MATERIALS PROVIDED =>
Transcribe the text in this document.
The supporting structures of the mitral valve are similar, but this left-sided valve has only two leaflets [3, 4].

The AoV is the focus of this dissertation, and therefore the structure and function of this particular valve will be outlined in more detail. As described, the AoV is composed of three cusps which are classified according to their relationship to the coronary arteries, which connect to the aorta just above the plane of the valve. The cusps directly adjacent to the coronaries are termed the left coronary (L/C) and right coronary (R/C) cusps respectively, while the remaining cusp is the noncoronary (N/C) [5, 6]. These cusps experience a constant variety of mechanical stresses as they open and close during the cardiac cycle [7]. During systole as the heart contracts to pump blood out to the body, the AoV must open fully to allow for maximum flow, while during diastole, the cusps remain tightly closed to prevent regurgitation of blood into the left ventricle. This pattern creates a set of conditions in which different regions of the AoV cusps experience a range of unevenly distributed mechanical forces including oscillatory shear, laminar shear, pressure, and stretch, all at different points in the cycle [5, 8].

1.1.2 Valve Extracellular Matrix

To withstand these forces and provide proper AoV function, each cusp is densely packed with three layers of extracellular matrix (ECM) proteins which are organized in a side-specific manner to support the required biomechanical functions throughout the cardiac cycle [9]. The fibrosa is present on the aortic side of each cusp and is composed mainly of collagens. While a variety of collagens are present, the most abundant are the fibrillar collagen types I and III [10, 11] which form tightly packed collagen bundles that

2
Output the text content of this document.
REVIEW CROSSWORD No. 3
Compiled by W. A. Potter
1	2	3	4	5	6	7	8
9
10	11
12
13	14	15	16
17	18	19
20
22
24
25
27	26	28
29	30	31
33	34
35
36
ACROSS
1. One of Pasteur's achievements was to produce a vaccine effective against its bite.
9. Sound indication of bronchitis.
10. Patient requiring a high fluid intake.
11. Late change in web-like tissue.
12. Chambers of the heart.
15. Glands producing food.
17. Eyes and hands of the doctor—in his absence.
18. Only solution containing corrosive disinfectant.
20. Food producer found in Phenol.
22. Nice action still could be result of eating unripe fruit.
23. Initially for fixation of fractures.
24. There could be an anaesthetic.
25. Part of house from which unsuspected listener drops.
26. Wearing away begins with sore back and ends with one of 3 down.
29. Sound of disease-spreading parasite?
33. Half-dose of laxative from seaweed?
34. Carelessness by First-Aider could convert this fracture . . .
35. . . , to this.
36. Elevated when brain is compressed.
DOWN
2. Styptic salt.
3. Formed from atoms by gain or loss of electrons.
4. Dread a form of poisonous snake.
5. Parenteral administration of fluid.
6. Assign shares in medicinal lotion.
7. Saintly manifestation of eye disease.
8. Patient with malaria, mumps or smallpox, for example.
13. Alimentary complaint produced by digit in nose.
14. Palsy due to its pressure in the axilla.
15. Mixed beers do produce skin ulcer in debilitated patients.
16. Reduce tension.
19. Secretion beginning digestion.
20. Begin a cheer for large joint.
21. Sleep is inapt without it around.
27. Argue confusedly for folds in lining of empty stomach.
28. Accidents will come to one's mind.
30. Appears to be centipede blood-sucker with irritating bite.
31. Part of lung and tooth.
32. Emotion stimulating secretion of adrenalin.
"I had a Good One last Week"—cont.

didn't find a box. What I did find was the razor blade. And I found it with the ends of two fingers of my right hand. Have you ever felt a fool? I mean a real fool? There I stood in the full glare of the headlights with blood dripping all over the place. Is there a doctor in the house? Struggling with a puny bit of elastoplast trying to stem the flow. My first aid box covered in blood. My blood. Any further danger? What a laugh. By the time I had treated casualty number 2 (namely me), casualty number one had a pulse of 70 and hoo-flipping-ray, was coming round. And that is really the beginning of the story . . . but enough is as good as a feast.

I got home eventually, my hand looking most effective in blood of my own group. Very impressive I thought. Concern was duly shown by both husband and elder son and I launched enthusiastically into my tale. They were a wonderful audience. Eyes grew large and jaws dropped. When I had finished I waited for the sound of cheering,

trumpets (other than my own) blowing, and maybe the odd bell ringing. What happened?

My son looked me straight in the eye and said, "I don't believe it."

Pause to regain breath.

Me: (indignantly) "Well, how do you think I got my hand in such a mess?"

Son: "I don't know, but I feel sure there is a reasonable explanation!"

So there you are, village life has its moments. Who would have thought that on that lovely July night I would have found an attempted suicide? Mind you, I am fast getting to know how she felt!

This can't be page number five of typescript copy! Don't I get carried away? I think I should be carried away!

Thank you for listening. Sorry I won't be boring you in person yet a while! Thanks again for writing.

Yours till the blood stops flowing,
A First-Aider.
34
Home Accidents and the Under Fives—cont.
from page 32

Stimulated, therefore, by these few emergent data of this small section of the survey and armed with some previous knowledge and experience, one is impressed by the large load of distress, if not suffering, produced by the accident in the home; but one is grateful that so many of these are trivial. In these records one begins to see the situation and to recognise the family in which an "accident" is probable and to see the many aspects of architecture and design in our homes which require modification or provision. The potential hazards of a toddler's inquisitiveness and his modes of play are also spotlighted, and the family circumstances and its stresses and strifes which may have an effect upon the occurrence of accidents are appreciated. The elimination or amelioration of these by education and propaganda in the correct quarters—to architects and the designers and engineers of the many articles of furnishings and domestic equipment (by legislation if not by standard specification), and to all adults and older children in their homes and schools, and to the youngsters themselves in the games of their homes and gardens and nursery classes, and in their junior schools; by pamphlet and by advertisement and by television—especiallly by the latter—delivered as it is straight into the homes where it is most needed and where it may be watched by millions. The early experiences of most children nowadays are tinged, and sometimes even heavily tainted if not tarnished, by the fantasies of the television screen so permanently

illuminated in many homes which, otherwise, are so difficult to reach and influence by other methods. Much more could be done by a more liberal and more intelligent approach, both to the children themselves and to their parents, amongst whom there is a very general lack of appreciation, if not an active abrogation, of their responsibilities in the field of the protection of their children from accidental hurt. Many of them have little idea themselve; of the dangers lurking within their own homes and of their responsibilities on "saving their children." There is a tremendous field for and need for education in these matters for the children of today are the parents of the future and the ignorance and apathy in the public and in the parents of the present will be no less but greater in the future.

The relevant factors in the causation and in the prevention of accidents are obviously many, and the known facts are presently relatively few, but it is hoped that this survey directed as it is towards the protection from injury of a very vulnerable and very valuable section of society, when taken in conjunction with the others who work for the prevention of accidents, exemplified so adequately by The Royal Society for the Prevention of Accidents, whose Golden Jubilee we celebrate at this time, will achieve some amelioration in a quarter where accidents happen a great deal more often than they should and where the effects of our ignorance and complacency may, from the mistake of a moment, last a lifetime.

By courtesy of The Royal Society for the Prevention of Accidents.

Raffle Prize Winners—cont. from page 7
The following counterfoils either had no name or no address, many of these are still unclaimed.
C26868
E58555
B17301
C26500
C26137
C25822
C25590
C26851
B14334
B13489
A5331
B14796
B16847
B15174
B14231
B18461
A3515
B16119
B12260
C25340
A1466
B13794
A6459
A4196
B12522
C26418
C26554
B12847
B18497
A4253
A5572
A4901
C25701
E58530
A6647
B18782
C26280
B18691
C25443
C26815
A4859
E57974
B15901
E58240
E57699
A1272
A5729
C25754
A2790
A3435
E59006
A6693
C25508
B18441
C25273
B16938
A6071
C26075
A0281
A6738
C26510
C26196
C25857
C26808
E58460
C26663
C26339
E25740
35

WORK ITEM =>
The records shown above must be returned in full, exactly as written.

EXERCISE RESPONSE =>
Transcribe the text in this document.
The supporting structures of the mitral valve are similar, but this left-sided valve has only two leaflets [3, 4].

The AoV is the focus of this dissertation, and therefore the structure and function of this particular valve will be outlined in more detail. As described, the AoV is composed of three cusps which are classified according to their relationship to the coronary arteries, which connect to the aorta just above the plane of the valve. The cusps directly adjacent to the coronaries are termed the left coronary (L/C) and right coronary (R/C) cusps respectively, while the remaining cusp is the noncoronary (N/C) [5, 6]. These cusps experience a constant variety of mechanical stresses as they open and close during the cardiac cycle [7]. During systole as the heart contracts to pump blood out to the body, the AoV must open fully to allow for maximum flow, while during diastole, the cusps remain tightly closed to prevent regurgitation of blood into the left ventricle. This pattern creates a set of conditions in which different regions of the AoV cusps experience a range of unevenly distributed mechanical forces including oscillatory shear, laminar shear, pressure, and stretch, all at different points in the cycle [5, 8].

1.1.2 Valve Extracellular Matrix

To withstand these forces and provide proper AoV function, each cusp is densely packed with three layers of extracellular matrix (ECM) proteins which are organized in a side-specific manner to support the required biomechanical functions throughout the cardiac cycle [9]. The fibrosa is present on the aortic side of each cusp and is composed mainly of collagens. While a variety of collagens are present, the most abundant are the fibrillar collagen types I and III [10, 11] which form tightly packed collagen bundles that

2
Output the text content of this document.
REVIEW CROSSWORD No. 3
Compiled by W. A. Potter
1	2	3	4	5	6	7	8
9
10	11
12
13	14	15	16
17	18	19
20
22
24
25
27	26	28
29	30	31
33	34
35
36
ACROSS
1. One of Pasteur's achievements was to produce a vaccine effective against its bite.
9. Sound indication of bronchitis.
10. Patient requiring a high fluid intake.
11. Late change in web-like tissue.
12. Chambers of the heart.
15. Glands producing food.
17. Eyes and hands of the doctor—in his absence.
18. Only solution containing corrosive disinfectant.
20. Food producer found in Phenol.
22. Nice action still could be result of eating unripe fruit.
23. Initially for fixation of fractures.
24. There could be an anaesthetic.
25. Part of house from which unsuspected listener drops.
26. Wearing away begins with sore back and ends with one of 3 down.
29. Sound of disease-spreading parasite?
33. Half-dose of laxative from seaweed?
34. Carelessness by First-Aider could convert this fracture . . .
35. . . , to this.
36. Elevated when brain is compressed.
DOWN
2. Styptic salt.
3. Formed from atoms by gain or loss of electrons.
4. Dread a form of poisonous snake.
5. Parenteral administration of fluid.
6. Assign shares in medicinal lotion.
7. Saintly manifestation of eye disease.
8. Patient with malaria, mumps or smallpox, for example.
13. Alimentary complaint produced by digit in nose.
14. Palsy due to its pressure in the axilla.
15. Mixed beers do produce skin ulcer in debilitated patients.
16. Reduce tension.
19. Secretion beginning digestion.
20. Begin a cheer for large joint.
21. Sleep is inapt without it around.
27. Argue confusedly for folds in lining of empty stomach.
28. Accidents will come to one's mind.
30. Appears to be centipede blood-sucker with irritating bite.
31. Part of lung and tooth.
32. Emotion stimulating secretion of adrenalin.
"I had a Good One last Week"—cont.

didn't find a box. What I did find was the razor blade. And I found it with the ends of two fingers of my right hand. Have you ever felt a fool? I mean a real fool? There I stood in the full glare of the headlights with blood dripping all over the place. Is there a doctor in the house? Struggling with a puny bit of elastoplast trying to stem the flow. My first aid box covered in blood. My blood. Any further danger? What a laugh. By the time I had treated casualty number 2 (namely me), casualty number one had a pulse of 70 and hoo-flipping-ray, was coming round. And that is really the beginning of the story . . . but enough is as good as a feast.

I got home eventually, my hand looking most effective in blood of my own group. Very impressive I thought. Concern was duly shown by both husband and elder son and I launched enthusiastically into my tale. They were a wonderful audience. Eyes grew large and jaws dropped. When I had finished I waited for the sound of cheering,

trumpets (other than my own) blowing, and maybe the odd bell ringing. What happened?

My son looked me straight in the eye and said, "I don't believe it."

Pause to regain breath.

Me: (indignantly) "Well, how do you think I got my hand in such a mess?"

Son: "I don't know, but I feel sure there is a reasonable explanation!"

So there you are, village life has its moments. Who would have thought that on that lovely July night I would have found an attempted suicide? Mind you, I am fast getting to know how she felt!

This can't be page number five of typescript copy! Don't I get carried away? I think I should be carried away!

Thank you for listening. Sorry I won't be boring you in person yet a while! Thanks again for writing.

Yours till the blood stops flowing,
A First-Aider.
34
Home Accidents and the Under Fives—cont.
from page 32

Stimulated, therefore, by these few emergent data of this small section of the survey and armed with some previous knowledge and experience, one is impressed by the large load of distress, if not suffering, produced by the accident in the home; but one is grateful that so many of these are trivial. In these records one begins to see the situation and to recognise the family in which an "accident" is probable and to see the many aspects of architecture and design in our homes which require modification or provision. The potential hazards of a toddler's inquisitiveness and his modes of play are also spotlighted, and the family circumstances and its stresses and strifes which may have an effect upon the occurrence of accidents are appreciated. The elimination or amelioration of these by education and propaganda in the correct quarters—to architects and the designers and engineers of the many articles of furnishings and domestic equipment (by legislation if not by standard specification), and to all adults and older children in their homes and schools, and to the youngsters themselves in the games of their homes and gardens and nursery classes, and in their junior schools; by pamphlet and by advertisement and by television—especiallly by the latter—delivered as it is straight into the homes where it is most needed and where it may be watched by millions. The early experiences of most children nowadays are tinged, and sometimes even heavily tainted if not tarnished, by the fantasies of the television screen so permanently

illuminated in many homes which, otherwise, are so difficult to reach and influence by other methods. Much more could be done by a more liberal and more intelligent approach, both to the children themselves and to their parents, amongst whom there is a very general lack of appreciation, if not an active abrogation, of their responsibilities in the field of the protection of their children from accidental hurt. Many of them have little idea themselve; of the dangers lurking within their own homes and of their responsibilities on "saving their children." There is a tremendous field for and need for education in these matters for the children of today are the parents of the future and the ignorance and apathy in the public and in the parents of the present will be no less but greater in the future.

The relevant factors in the causation and in the prevention of accidents are obviously many, and the known facts are presently relatively few, but it is hoped that this survey directed as it is towards the protection from injury of a very vulnerable and very valuable section of society, when taken in conjunction with the others who work for the prevention of accidents, exemplified so adequately by The Royal Society for the Prevention of Accidents, whose Golden Jubilee we celebrate at this time, will achieve some amelioration in a quarter where accidents happen a great deal more often than they should and where the effects of our ignorance and complacency may, from the mistake of a moment, last a lifetime.

By courtesy of The Royal Society for the Prevention of Accidents.

Raffle Prize Winners—cont. from page 7
The following counterfoils either had no name or no address, many of these are still unclaimed.
C26868
E58555
B17301
C26500
C26137
C25822
C25590
C26851
B14334
B13489
A5331
B14796
B16847
B15174
B14231
B18461
A3515
B16119
B12260
C25340
A1466
B13794
A6459
A4196
B12522
C26418
C26554
B12847
B18497
A4253
A5572
A4901
C25701
E58530
A6647
B18782
C26280
B18691
C25443
C26815
A4859
E57974
B15901
E58240
E57699
A1272
A5729
C25754
A2790
A3435
E59006
A6693
C25508
B18441
C25273
B16938
A6071
C26075
A0281
A6738
C26510
C26196
C25857
C26808
E58460
C26663
C26339
E25740
35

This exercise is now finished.